##### Records #####

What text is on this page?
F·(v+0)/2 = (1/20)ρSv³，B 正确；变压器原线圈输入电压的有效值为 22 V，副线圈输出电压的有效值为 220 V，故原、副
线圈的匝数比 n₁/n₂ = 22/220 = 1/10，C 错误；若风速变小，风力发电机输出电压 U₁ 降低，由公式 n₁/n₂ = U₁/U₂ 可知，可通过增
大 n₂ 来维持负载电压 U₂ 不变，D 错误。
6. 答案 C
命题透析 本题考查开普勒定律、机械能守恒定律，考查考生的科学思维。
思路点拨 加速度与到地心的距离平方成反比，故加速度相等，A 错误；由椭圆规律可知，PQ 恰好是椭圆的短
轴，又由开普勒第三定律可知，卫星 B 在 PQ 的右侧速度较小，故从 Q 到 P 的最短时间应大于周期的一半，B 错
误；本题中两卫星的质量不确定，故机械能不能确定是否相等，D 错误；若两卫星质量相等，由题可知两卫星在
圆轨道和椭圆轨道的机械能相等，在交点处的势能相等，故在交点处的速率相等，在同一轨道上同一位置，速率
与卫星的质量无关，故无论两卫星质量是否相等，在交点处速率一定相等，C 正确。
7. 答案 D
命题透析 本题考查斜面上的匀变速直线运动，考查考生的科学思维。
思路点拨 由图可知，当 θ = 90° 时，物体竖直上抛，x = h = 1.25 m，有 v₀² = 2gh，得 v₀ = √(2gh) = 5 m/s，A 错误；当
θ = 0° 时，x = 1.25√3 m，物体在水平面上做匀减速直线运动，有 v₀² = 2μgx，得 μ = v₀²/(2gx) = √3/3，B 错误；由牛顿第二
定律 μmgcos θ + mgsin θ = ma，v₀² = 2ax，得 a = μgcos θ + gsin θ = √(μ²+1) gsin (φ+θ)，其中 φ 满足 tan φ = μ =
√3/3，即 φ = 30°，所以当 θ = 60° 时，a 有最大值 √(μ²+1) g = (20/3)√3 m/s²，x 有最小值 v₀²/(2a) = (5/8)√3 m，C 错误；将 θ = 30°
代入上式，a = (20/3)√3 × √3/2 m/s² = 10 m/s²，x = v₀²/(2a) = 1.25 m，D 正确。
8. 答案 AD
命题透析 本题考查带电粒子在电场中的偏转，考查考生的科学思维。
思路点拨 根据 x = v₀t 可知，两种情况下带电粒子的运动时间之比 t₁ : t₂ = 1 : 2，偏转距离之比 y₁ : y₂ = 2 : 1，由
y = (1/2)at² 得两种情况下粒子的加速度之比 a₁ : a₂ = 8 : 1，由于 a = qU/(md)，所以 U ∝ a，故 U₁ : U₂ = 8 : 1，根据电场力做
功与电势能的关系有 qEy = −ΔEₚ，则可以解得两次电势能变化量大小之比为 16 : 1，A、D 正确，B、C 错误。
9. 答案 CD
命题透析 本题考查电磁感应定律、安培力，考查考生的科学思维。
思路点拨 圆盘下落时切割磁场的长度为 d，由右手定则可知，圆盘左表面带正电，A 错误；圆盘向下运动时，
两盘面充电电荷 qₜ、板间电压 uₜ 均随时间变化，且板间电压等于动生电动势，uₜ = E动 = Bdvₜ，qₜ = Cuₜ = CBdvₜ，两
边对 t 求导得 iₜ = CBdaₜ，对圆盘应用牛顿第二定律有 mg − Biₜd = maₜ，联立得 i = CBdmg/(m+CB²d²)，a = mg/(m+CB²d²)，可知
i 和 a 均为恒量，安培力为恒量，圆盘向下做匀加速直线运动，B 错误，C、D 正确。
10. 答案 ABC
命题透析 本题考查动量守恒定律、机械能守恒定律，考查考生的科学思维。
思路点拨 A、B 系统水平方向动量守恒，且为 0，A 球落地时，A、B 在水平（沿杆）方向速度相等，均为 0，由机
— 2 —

#####

Copy every line of the listing where the word "考查考生的科学思维" appears.

命题透析 本题考查开普勒定律、机械能守恒定律，考查考生的科学思维。
命题透析 本题考查斜面上的匀变速直线运动，考查考生的科学思维。
命题透析 本题考查带电粒子在电场中的偏转，考查考生的科学思维。
命题透析 本题考查电磁感应定律、安培力，考查考生的科学思维。
命题透析 本题考查动量守恒定律、机械能守恒定律，考查考生的科学思维。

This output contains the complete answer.